----- EXERCISE INPUTS -----

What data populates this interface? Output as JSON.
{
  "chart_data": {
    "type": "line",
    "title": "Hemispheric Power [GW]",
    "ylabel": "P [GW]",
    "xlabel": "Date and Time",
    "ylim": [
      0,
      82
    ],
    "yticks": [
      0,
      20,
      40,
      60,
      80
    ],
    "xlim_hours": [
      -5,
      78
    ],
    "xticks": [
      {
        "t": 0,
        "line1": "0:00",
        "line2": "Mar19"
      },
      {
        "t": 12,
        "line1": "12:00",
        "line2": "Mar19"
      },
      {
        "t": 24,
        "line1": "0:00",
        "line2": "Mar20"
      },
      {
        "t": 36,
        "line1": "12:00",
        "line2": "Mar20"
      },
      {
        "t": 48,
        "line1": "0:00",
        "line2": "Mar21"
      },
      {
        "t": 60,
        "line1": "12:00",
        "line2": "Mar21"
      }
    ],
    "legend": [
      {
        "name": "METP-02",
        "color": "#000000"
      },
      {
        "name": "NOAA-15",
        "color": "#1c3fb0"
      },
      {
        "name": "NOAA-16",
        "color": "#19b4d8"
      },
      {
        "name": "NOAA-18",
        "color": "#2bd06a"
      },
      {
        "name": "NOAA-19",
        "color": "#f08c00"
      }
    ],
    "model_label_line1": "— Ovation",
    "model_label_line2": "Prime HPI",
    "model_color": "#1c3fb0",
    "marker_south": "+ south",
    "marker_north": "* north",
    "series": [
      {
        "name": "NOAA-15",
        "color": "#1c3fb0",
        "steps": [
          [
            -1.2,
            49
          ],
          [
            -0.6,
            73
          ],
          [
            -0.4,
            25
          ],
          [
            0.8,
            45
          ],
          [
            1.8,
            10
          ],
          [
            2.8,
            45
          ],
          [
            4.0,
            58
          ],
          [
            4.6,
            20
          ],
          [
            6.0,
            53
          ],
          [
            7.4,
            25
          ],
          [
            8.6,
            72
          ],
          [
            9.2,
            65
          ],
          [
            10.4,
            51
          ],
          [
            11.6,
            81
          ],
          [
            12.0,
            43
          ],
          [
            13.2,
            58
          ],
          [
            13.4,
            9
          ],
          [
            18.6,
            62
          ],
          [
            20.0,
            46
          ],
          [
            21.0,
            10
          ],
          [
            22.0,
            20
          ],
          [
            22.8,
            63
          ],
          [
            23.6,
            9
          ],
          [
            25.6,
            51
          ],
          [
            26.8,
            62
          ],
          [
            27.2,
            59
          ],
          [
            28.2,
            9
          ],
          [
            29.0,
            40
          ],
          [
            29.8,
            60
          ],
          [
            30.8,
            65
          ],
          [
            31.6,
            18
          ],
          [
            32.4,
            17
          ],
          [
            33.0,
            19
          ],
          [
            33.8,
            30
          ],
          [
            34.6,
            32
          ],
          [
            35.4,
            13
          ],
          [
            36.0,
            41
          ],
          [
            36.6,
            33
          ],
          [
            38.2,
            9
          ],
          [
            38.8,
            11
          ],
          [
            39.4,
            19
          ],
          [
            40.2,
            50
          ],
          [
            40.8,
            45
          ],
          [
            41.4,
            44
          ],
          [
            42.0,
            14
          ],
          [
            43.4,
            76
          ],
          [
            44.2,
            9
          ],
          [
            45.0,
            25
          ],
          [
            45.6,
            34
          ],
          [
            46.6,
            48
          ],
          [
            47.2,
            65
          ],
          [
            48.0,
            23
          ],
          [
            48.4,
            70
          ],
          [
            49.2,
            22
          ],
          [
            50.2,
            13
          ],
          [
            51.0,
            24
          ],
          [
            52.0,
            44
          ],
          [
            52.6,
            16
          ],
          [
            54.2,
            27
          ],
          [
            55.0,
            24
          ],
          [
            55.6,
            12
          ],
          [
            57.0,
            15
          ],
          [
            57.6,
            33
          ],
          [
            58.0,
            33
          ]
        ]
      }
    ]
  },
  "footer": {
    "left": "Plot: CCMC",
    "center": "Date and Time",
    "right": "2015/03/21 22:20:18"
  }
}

-----

# [TASK BRIEF]
From the records given above, copy all lines containing "NOAA".

# [EXERCISE RESULT]
        "name": "NOAA-15",
        "name": "NOAA-16",
        "name": "NOAA-18",
        "name": "NOAA-19",
        "name": "NOAA-15",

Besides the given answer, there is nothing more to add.